**Goal:**
Gather every line from the entries below that includes "value".

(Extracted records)
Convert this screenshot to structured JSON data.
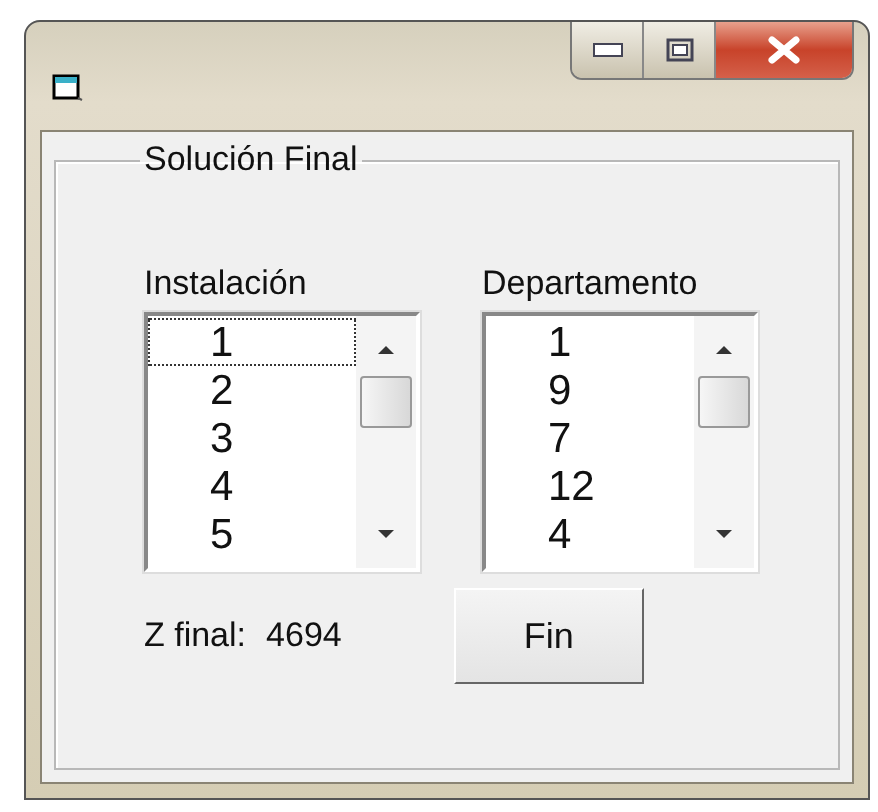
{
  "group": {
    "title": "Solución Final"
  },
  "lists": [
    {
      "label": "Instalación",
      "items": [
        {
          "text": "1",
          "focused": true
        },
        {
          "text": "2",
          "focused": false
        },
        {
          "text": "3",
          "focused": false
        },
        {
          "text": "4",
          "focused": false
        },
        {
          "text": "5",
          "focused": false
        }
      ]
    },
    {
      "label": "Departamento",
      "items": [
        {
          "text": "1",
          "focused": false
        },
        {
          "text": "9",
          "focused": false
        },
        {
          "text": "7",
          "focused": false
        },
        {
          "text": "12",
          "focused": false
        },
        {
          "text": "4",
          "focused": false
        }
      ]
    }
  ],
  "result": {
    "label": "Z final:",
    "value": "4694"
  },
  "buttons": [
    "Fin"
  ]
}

==

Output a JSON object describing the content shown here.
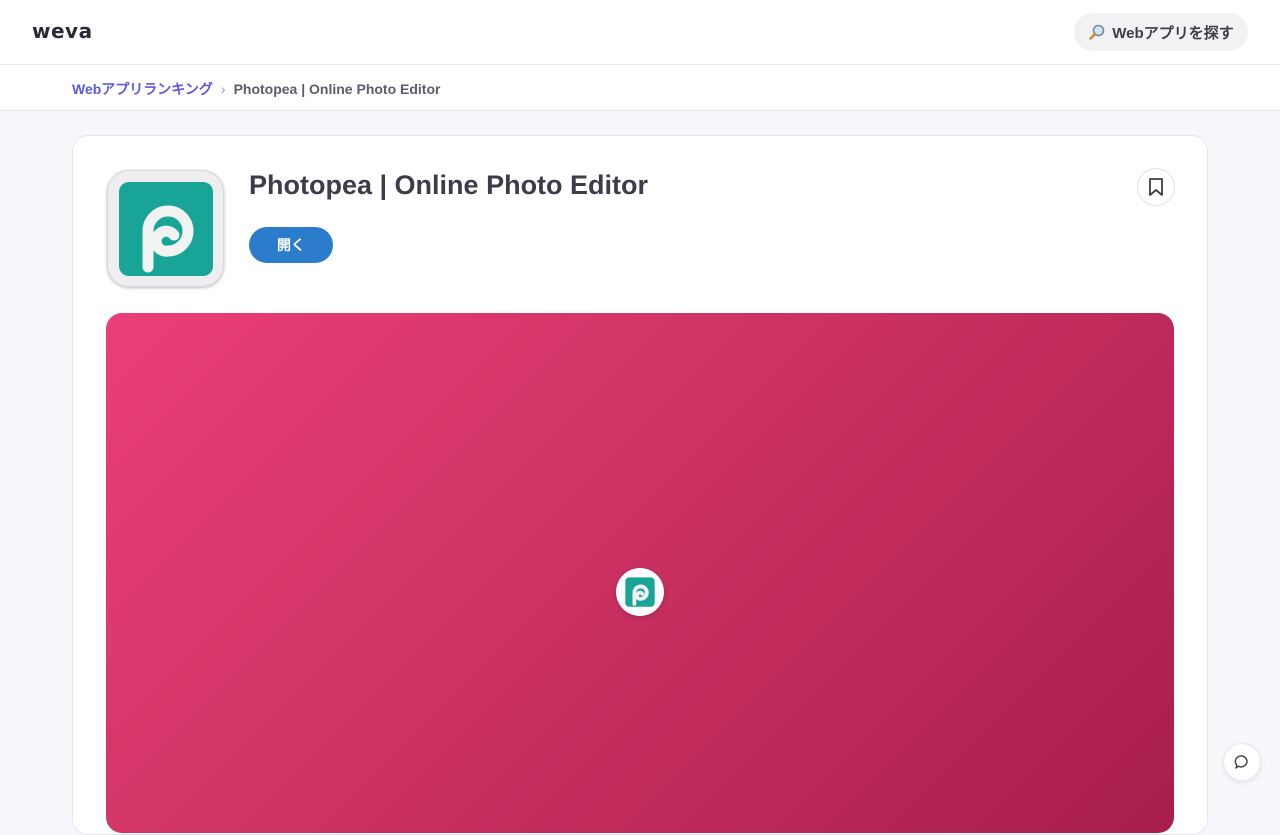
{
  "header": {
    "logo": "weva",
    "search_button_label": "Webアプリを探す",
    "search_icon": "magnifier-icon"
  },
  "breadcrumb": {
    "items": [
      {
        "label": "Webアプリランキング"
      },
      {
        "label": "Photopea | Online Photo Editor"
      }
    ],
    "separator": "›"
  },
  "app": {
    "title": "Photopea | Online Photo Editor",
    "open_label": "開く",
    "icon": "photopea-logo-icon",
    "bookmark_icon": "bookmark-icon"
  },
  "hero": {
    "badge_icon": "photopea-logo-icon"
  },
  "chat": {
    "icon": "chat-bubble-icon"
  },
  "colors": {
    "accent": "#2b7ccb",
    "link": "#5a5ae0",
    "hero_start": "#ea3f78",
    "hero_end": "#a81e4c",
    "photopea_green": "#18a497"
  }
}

==

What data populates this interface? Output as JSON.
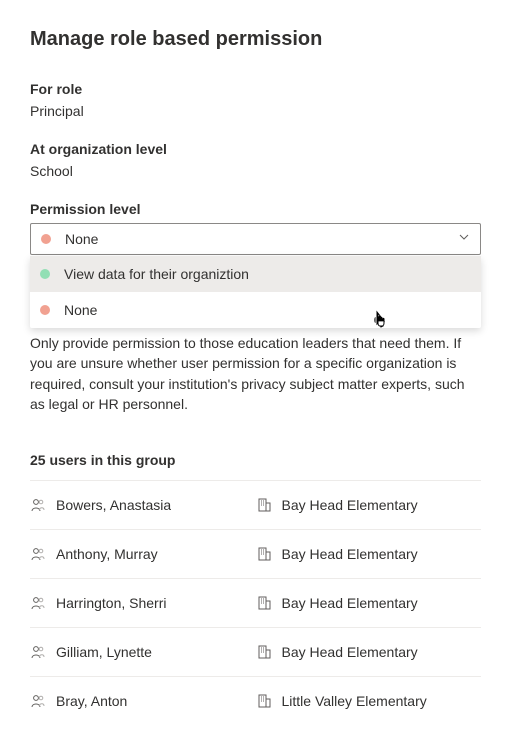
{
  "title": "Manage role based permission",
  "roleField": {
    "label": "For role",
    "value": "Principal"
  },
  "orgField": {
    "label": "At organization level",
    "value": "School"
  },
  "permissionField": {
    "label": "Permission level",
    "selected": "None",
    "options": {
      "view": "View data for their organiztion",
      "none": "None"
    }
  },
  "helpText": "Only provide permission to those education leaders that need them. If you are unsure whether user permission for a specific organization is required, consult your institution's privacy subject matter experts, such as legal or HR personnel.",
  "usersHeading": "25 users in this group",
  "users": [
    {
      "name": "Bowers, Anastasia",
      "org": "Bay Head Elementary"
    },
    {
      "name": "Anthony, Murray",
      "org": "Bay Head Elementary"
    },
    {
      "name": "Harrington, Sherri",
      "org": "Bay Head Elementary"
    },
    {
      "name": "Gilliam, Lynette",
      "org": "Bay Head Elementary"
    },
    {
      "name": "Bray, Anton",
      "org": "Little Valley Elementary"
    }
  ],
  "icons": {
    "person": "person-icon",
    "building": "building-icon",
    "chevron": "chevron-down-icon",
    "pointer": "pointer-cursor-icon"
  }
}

**The answer:**
    "value": "4694"
    "value": "Principal"
    "value": "School"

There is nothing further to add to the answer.